What you have to do: Collect every line in the records below that contains the word "也下了水".
......
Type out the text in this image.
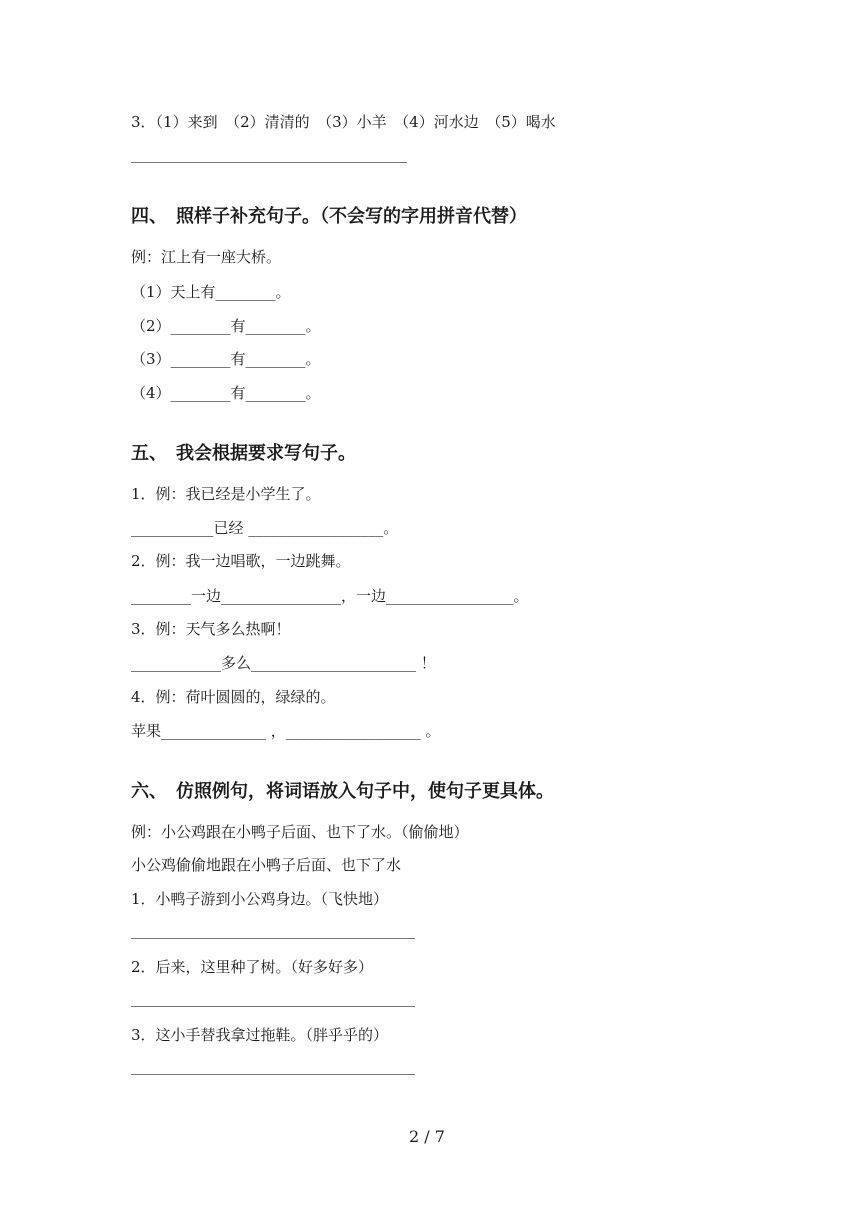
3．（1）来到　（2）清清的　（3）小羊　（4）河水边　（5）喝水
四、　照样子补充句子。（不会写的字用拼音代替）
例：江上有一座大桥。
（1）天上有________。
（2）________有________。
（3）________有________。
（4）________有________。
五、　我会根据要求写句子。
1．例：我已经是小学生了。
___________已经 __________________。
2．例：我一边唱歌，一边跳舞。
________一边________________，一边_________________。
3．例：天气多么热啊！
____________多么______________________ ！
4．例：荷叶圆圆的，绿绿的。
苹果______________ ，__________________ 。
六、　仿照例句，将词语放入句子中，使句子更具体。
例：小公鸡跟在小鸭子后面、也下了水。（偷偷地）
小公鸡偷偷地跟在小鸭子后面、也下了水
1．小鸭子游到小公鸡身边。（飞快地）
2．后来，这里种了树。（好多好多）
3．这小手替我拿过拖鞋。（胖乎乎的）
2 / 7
......
Completed task:
例：小公鸡跟在小鸭子后面、也下了水。（偷偷地）
小公鸡偷偷地跟在小鸭子后面、也下了水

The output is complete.